● WRITTEN REQUEST: Copy each line in the data that includes the word "date".
[Begin MATERIAL FOR THIS EXERCISE]
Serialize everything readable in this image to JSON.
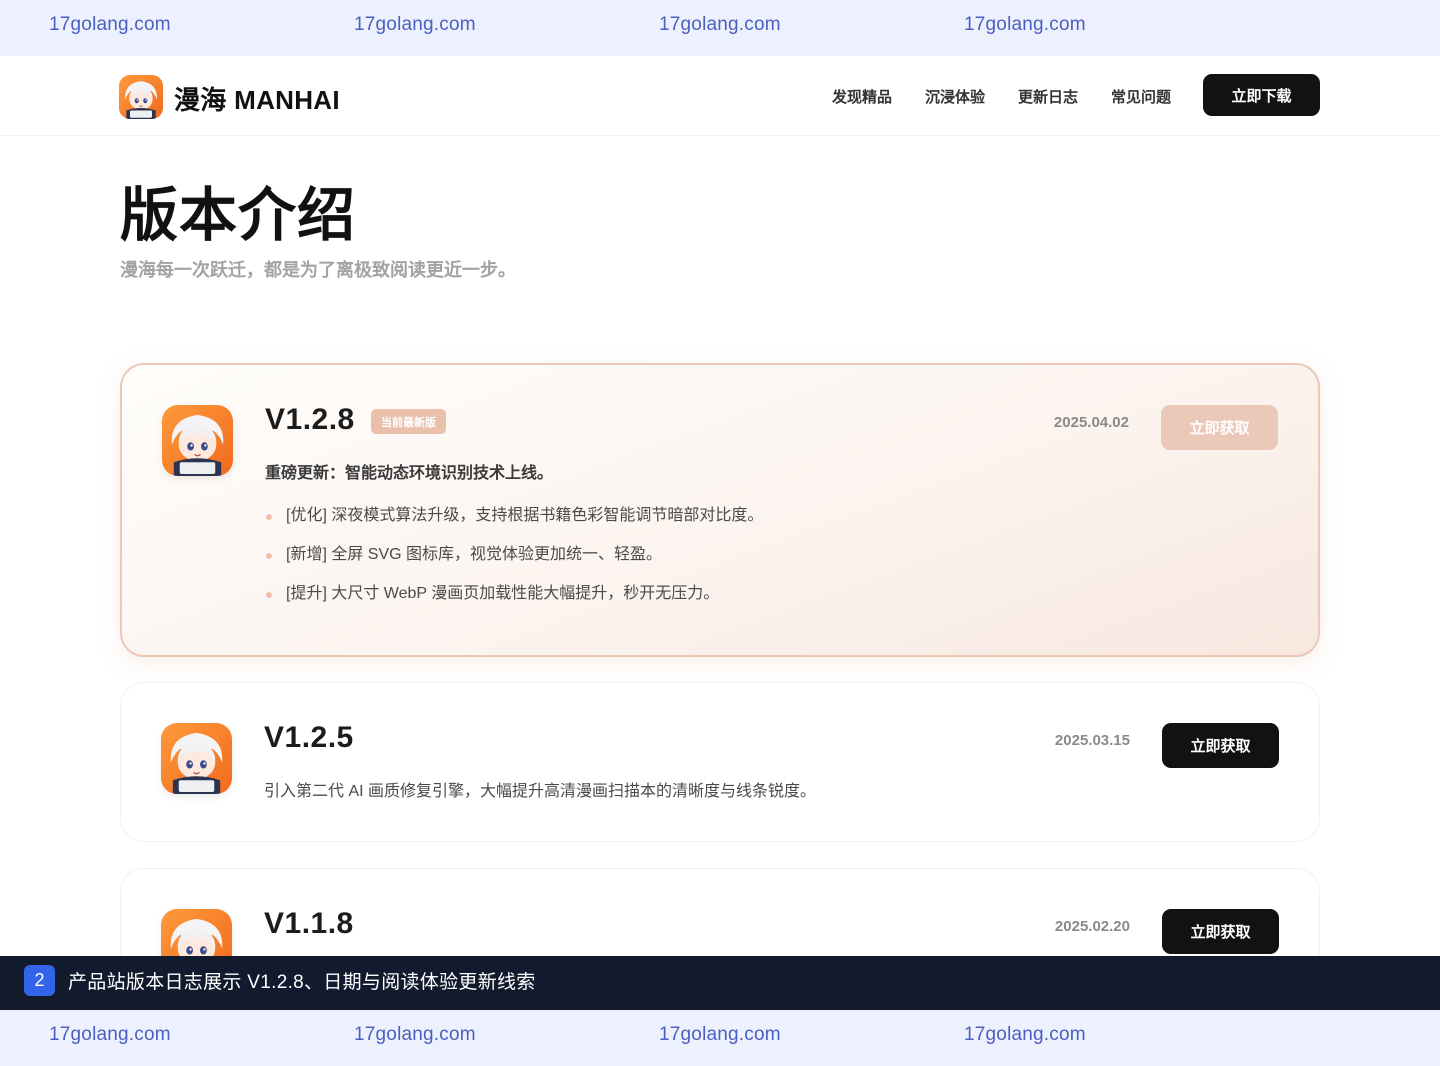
{
  "watermark": {
    "text": "17golang.com"
  },
  "header": {
    "brand": "漫海 MANHAI",
    "nav": [
      "发现精品",
      "沉浸体验",
      "更新日志",
      "常见问题"
    ],
    "download_label": "立即下载"
  },
  "page": {
    "title": "版本介绍",
    "subtitle": "漫海每一次跃迁，都是为了离极致阅读更近一步。"
  },
  "logo_mark_text": "漫海",
  "releases": [
    {
      "version": "V1.2.8",
      "badge": "当前最新版",
      "date": "2025.04.02",
      "button_label": "立即获取",
      "headline": "重磅更新：智能动态环境识别技术上线。",
      "changes": [
        "[优化] 深夜模式算法升级，支持根据书籍色彩智能调节暗部对比度。",
        "[新增] 全屏 SVG 图标库，视觉体验更加统一、轻盈。",
        "[提升] 大尺寸 WebP 漫画页加载性能大幅提升，秒开无压力。"
      ]
    },
    {
      "version": "V1.2.5",
      "date": "2025.03.15",
      "button_label": "立即获取",
      "description": "引入第二代 AI 画质修复引擎，大幅提升高清漫画扫描本的清晰度与线条锐度。"
    },
    {
      "version": "V1.1.8",
      "date": "2025.02.20",
      "button_label": "立即获取"
    }
  ],
  "banner": {
    "number": "2",
    "text": "产品站版本日志展示 V1.2.8、日期与阅读体验更新线索"
  },
  "colors": {
    "accent_peach": "#ebc0aa",
    "dark_button": "#121214",
    "watermark_blue": "#4a5fc1",
    "banner_bg": "#121a2e"
  }
}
[End MATERIAL FOR THIS EXERCISE]
● RESULT FOR THIS TASK:
      "date": "2025.04.02",
      "date": "2025.03.15",
      "date": "2025.02.20",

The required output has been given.